**GOAL**: An exact copy of all the data is required, with pictures left out.
* * *
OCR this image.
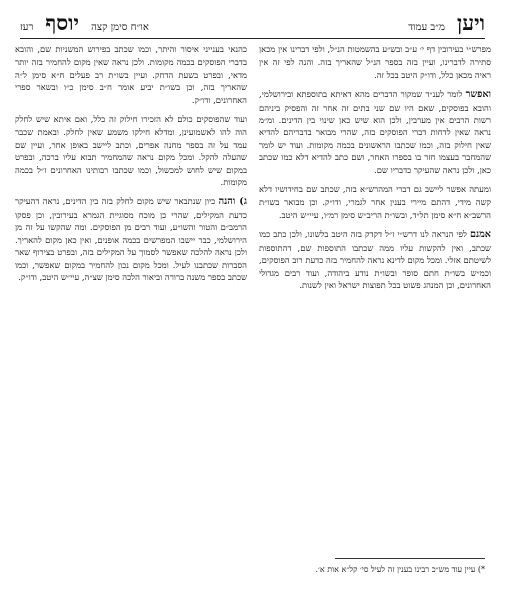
ויען
מ״ב עמוד
או״ח סימן קצה
יוסף
רעז

מפרש״י בעירובין דף י׳ ע״ב ובש״ע בהשמטות הנ״ל, ולפי דברינו אין מכאן סתירה לדברינו, ועיין בזה בספר הנ״ל שהאריך בזה. והנה לפי זה אין ראיה מכאן כלל, ודו״ק היטב בכל זה.

ואפשר לומר לענ״ד שמקור הדברים מהא דאיתא בתוספתא ובירושלמי, והובא בפוסקים, שאם היו שם שני בתים זה אחר זה והפסיק ביניהם רשות הרבים אין מערבין, ולכן הוא שיש כאן שינוי בין הדינים. ומ״מ נראה שאין לדחות דברי הפוסקים בזה, שהרי מבואר בדבריהם להדיא שאין חילוק בזה, וכמו שכתבו הראשונים בכמה מקומות. ועוד יש לומר שהמחבר בעצמו חזר בו בספרו האחר, ושם כתב להדיא דלא כמו שכתב כאן, ולכן נראה שהעיקר כדבריו שם.

ומעתה אפשר ליישב גם דברי המהרש״א בזה, שכתב שם בחידושיו דלא קשה מידי, דהתם מיירי בענין אחר לגמרי, ודו״ק. וכן מבואר בשו״ת הרשב״א ח״א סימן תל״ד, ובשו״ת הריב״ש סימן רמ״ו, עיי״ש היטב.

אמנם לפי הנראה לנו דרש״י ז״ל דקדק בזה היטב בלשונו, ולכן כתב כמו שכתב, ואין להקשות עליו ממה שכתבו התוספות שם, דהתוספות לשיטתם אזלי. ומכל מקום לדינא נראה להחמיר בזה כדעת רוב הפוסקים, וכמ״ש בשו״ת חתם סופר ובשו״ת נודע ביהודה, ועוד רבים מגדולי האחרונים, וכן המנהג פשוט בכל תפוצות ישראל ואין לשנות.

כהנאי בענייני איסור והיתר, וכמו שכתב בפירוש המשניות שם, והובא בדברי הפוסקים בכמה מקומות. ולכן נראה שאין מקום להחמיר בזה יותר מדאי, ובפרט בשעת הדחק. ועיין בשו״ת רב פעלים ח״א סימן ל״ה שהאריך בזה, וכן בשו״ת יביע אומר ח״ב סימן כ״ו ובשאר ספרי האחרונים, ודו״ק.

ועוד שהפוסקים כולם לא הזכירו חילוק זה כלל, ואם איתא שיש לחלק הוה להו לאשמועינן, ומדלא חילקו משמע שאין לחלק. ובאמת שכבר עמד על זה בספר מחנה אפרים, וכתב ליישב באופן אחר, ועיין שם שהעלה להקל. ומכל מקום נראה שהמחמיר תבוא עליו ברכה, ובפרט במקום שיש לחוש למכשול, וכמו שכתבו רבותינו האחרונים ז״ל בכמה מקומות.

ג) והנה כיון שנתבאר שיש מקום לחלק בזה בין הדינים, נראה דהעיקר כדעת המקילים, שהרי כן מוכח מסוגיית הגמרא בעירובין, וכן פסקו הרמב״ם והטור והשו״ע, ועוד רבים מן הפוסקים. ומה שהקשו על זה מן הירושלמי, כבר יישבו המפרשים בכמה אופנים, ואין כאן מקום להאריך. ולכן נראה להלכה שאפשר לסמוך על המקילים בזה, ובפרט בצירוף שאר הסברות שכתבנו לעיל. ומכל מקום נכון להחמיר במקום שאפשר, וכמו שכתב בספר משנה ברורה וביאור הלכה סימן שצ״ה, עיי״ש היטב, ודו״ק.

*) עיין עוד מש״כ רבינו בענין זה לעיל סי׳ קל״א אות א׳.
* * *
**EXERCISE RESULT**:
OCR this image.
ויען
מ״ב עמוד
או״ח סימן קצה
יוסף
רעז

מפרש״י בעירובין דף י׳ ע״ב ובש״ע בהשמטות הנ״ל, ולפי דברינו אין מכאן סתירה לדברינו, ועיין בזה בספר הנ״ל שהאריך בזה. והנה לפי זה אין ראיה מכאן כלל, ודו״ק היטב בכל זה.

ואפשר לומר לענ״ד שמקור הדברים מהא דאיתא בתוספתא ובירושלמי, והובא בפוסקים, שאם היו שם שני בתים זה אחר זה והפסיק ביניהם רשות הרבים אין מערבין, ולכן הוא שיש כאן שינוי בין הדינים. ומ״מ נראה שאין לדחות דברי הפוסקים בזה, שהרי מבואר בדבריהם להדיא שאין חילוק בזה, וכמו שכתבו הראשונים בכמה מקומות. ועוד יש לומר שהמחבר בעצמו חזר בו בספרו האחר, ושם כתב להדיא דלא כמו שכתב כאן, ולכן נראה שהעיקר כדבריו שם.

ומעתה אפשר ליישב גם דברי המהרש״א בזה, שכתב שם בחידושיו דלא קשה מידי, דהתם מיירי בענין אחר לגמרי, ודו״ק. וכן מבואר בשו״ת הרשב״א ח״א סימן תל״ד, ובשו״ת הריב״ש סימן רמ״ו, עיי״ש היטב.

אמנם לפי הנראה לנו דרש״י ז״ל דקדק בזה היטב בלשונו, ולכן כתב כמו שכתב, ואין להקשות עליו ממה שכתבו התוספות שם, דהתוספות לשיטתם אזלי. ומכל מקום לדינא נראה להחמיר בזה כדעת רוב הפוסקים, וכמ״ש בשו״ת חתם סופר ובשו״ת נודע ביהודה, ועוד רבים מגדולי האחרונים, וכן המנהג פשוט בכל תפוצות ישראל ואין לשנות.

כהנאי בענייני איסור והיתר, וכמו שכתב בפירוש המשניות שם, והובא בדברי הפוסקים בכמה מקומות. ולכן נראה שאין מקום להחמיר בזה יותר מדאי, ובפרט בשעת הדחק. ועיין בשו״ת רב פעלים ח״א סימן ל״ה שהאריך בזה, וכן בשו״ת יביע אומר ח״ב סימן כ״ו ובשאר ספרי האחרונים, ודו״ק.

ועוד שהפוסקים כולם לא הזכירו חילוק זה כלל, ואם איתא שיש לחלק הוה להו לאשמועינן, ומדלא חילקו משמע שאין לחלק. ובאמת שכבר עמד על זה בספר מחנה אפרים, וכתב ליישב באופן אחר, ועיין שם שהעלה להקל. ומכל מקום נראה שהמחמיר תבוא עליו ברכה, ובפרט במקום שיש לחוש למכשול, וכמו שכתבו רבותינו האחרונים ז״ל בכמה מקומות.

ג) והנה כיון שנתבאר שיש מקום לחלק בזה בין הדינים, נראה דהעיקר כדעת המקילים, שהרי כן מוכח מסוגיית הגמרא בעירובין, וכן פסקו הרמב״ם והטור והשו״ע, ועוד רבים מן הפוסקים. ומה שהקשו על זה מן הירושלמי, כבר יישבו המפרשים בכמה אופנים, ואין כאן מקום להאריך. ולכן נראה להלכה שאפשר לסמוך על המקילים בזה, ובפרט בצירוף שאר הסברות שכתבנו לעיל. ומכל מקום נכון להחמיר במקום שאפשר, וכמו שכתב בספר משנה ברורה וביאור הלכה סימן שצ״ה, עיי״ש היטב, ודו״ק.

*) עיין עוד מש״כ רבינו בענין זה לעיל סי׳ קל״א אות א׳.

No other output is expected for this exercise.